»»

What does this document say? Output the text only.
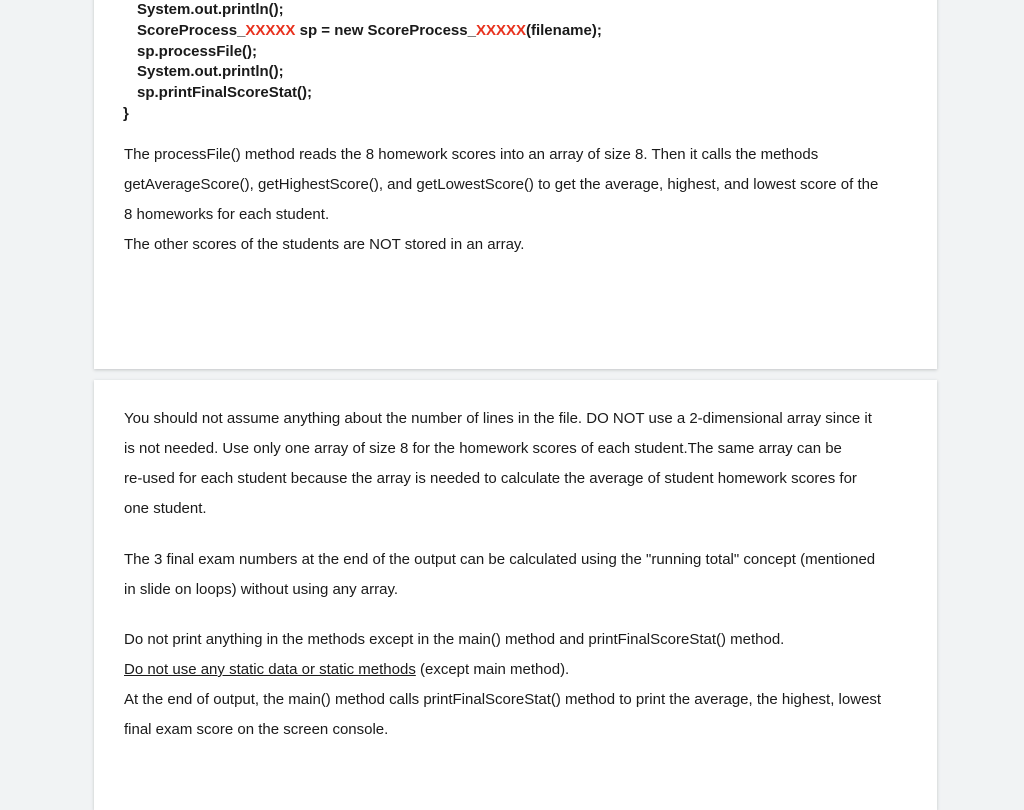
System.out.println();
ScoreProcess_XXXXX sp = new ScoreProcess_XXXXX(filename);
sp.processFile();
System.out.println();
sp.printFinalScoreStat();
}
The processFile() method reads the 8 homework scores into an array of size 8. Then it calls the methods
getAverageScore(), getHighestScore(), and getLowestScore() to get the average, highest, and lowest score of the
8 homeworks for each student.
The other scores of the students are NOT stored in an array.
You should not assume anything about the number of lines in the file. DO NOT use a 2-dimensional array since it
is not needed. Use only one array of size 8 for the homework scores of each student.The same array can be
re-used for each student because the array is needed to calculate the average of student homework scores for
one student.
The 3 final exam numbers at the end of the output can be calculated using the "running total" concept (mentioned
in slide on loops) without using any array.
Do not print anything in the methods except in the main() method and printFinalScoreStat() method.
Do not use any static data or static methods (except main method).
At the end of output, the main() method calls printFinalScoreStat() method to print the average, the highest, lowest
final exam score on the screen console.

««

▸ **WORK TO BE COMPLETED**:
Show all lines from the listing above in which "each" appears.

▸ **CORRECT ANSWER**:
8 homeworks for each student.
is not needed. Use only one array of size 8 for the homework scores of each student.The same array can be
re-used for each student because the array is needed to calculate the average of student homework scores for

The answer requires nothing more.